Problem to solve ▸ Pull out every line below holding the word "Read".

Extracted entries ▸
□ □ □
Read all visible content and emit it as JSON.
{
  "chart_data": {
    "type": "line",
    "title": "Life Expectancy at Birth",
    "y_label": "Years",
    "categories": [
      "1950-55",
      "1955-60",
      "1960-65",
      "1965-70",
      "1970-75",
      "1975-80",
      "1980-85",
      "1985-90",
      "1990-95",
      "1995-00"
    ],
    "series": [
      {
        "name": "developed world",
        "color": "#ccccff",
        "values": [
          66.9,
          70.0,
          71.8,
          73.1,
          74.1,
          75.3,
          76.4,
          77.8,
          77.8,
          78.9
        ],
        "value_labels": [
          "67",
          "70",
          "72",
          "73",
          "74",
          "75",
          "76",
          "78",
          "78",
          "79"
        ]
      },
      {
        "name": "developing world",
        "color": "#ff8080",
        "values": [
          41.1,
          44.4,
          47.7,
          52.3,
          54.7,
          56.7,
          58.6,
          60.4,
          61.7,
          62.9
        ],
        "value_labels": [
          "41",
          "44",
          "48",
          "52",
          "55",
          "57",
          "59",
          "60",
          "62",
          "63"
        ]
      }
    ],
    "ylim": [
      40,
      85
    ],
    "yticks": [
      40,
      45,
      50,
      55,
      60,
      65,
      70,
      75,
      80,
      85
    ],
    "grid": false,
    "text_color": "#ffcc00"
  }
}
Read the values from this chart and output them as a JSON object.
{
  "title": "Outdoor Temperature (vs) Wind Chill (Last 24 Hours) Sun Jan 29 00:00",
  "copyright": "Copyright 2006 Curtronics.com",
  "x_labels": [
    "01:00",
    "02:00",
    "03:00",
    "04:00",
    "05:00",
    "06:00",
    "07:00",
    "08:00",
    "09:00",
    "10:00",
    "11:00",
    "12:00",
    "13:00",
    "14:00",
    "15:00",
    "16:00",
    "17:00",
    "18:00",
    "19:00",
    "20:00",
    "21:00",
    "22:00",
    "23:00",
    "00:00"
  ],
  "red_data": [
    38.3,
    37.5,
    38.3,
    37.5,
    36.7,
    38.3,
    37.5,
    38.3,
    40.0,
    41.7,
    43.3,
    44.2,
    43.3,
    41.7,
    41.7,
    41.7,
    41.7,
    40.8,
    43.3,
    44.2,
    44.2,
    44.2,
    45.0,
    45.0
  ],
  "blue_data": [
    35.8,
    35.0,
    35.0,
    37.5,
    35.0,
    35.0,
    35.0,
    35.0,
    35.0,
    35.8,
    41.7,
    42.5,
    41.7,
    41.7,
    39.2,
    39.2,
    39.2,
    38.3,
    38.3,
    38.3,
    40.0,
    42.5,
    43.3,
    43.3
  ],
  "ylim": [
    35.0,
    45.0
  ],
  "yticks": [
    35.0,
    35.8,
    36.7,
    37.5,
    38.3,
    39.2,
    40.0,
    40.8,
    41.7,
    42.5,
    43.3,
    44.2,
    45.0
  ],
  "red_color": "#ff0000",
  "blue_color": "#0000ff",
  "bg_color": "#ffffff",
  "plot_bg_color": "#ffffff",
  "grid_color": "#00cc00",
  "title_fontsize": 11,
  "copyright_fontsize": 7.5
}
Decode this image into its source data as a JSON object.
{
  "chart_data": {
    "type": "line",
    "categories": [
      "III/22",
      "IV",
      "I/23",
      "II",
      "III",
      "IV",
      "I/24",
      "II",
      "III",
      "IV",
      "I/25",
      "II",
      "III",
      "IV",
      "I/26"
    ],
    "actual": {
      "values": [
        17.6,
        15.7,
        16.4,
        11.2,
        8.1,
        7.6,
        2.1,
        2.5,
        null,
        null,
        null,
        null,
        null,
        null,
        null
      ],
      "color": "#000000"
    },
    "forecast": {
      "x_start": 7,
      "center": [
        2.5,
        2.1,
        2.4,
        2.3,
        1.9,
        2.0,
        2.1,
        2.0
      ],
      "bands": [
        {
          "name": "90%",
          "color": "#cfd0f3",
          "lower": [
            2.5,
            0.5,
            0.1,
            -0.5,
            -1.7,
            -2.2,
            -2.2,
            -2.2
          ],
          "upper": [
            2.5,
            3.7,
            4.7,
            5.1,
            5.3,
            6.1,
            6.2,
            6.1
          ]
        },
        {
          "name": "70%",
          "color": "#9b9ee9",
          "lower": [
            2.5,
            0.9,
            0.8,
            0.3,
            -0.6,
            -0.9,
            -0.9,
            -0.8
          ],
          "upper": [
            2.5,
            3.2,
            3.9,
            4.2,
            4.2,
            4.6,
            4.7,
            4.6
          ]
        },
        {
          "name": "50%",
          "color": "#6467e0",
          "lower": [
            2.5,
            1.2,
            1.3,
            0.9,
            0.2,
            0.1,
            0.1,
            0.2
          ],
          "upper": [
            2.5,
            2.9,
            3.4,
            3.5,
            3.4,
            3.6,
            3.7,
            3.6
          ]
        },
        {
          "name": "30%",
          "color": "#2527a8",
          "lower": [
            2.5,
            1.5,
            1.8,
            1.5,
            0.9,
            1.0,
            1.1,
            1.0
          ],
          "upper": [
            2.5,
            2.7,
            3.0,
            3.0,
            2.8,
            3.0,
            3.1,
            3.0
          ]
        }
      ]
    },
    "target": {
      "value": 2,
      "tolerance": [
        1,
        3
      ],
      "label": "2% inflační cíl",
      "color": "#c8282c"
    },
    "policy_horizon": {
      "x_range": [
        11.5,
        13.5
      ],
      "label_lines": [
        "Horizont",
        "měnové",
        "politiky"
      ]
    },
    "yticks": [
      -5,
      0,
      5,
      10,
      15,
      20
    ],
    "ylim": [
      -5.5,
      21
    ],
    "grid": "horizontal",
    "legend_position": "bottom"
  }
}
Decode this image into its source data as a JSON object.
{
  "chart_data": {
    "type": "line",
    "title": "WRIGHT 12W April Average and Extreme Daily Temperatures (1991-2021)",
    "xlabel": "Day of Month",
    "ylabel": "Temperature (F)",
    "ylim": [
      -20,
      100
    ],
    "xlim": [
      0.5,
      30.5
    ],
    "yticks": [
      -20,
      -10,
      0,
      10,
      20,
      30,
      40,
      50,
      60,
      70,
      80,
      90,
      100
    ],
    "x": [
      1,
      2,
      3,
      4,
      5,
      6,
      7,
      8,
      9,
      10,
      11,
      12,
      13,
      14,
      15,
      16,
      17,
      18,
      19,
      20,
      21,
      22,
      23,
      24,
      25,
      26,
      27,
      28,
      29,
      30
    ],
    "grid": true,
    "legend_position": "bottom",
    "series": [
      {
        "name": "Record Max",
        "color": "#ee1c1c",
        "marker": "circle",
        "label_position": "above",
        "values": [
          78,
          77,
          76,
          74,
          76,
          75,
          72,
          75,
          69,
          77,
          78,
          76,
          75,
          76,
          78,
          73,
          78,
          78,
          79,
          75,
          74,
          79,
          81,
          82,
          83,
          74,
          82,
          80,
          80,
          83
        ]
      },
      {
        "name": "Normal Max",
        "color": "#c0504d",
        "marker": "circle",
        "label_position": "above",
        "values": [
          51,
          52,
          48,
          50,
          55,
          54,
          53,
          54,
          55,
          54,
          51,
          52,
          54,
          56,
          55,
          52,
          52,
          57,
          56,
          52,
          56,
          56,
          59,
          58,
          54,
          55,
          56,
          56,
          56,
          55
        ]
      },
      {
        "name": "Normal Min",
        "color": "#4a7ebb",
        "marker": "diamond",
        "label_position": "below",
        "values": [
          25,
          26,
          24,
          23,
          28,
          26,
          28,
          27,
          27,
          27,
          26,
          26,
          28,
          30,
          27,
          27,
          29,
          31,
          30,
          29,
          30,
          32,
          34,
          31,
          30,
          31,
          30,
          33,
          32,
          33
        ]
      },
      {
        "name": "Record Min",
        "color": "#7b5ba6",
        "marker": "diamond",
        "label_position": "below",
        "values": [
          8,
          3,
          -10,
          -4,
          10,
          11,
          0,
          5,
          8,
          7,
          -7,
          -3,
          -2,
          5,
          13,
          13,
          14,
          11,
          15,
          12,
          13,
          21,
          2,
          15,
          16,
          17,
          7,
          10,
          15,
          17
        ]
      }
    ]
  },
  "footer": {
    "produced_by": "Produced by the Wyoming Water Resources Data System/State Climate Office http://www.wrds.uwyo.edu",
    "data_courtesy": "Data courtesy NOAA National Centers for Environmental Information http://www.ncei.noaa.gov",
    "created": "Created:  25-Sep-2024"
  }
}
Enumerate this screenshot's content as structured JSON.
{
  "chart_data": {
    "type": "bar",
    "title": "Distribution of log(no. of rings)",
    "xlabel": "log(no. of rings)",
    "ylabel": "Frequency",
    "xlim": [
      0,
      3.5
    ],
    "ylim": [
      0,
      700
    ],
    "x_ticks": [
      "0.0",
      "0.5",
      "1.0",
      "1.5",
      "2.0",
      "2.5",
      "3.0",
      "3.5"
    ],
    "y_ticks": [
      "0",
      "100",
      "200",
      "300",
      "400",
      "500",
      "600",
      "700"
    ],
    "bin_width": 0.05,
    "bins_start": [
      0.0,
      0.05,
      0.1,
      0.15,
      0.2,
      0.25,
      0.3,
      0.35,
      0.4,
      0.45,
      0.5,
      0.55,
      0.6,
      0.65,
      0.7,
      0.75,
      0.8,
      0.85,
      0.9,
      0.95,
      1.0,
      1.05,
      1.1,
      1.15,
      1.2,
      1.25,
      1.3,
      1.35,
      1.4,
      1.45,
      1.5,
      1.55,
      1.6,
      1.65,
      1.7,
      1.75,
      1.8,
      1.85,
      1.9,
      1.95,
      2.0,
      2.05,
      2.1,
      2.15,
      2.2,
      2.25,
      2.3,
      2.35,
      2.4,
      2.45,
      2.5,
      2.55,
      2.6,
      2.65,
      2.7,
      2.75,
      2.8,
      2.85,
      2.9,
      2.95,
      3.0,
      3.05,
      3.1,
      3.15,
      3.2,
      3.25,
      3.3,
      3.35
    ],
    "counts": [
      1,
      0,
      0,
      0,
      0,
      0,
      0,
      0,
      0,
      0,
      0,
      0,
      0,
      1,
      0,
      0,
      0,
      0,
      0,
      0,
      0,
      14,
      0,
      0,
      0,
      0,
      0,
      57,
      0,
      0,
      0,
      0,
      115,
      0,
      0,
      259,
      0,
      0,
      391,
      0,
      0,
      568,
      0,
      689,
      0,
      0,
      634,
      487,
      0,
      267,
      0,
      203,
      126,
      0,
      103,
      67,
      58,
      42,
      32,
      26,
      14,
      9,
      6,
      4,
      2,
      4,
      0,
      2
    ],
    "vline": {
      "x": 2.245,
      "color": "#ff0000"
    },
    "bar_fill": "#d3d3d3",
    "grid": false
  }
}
□ □ □
Written answer ▸
Read all visible content and emit it as JSON.
Read the values from this chart and output them as a JSON object.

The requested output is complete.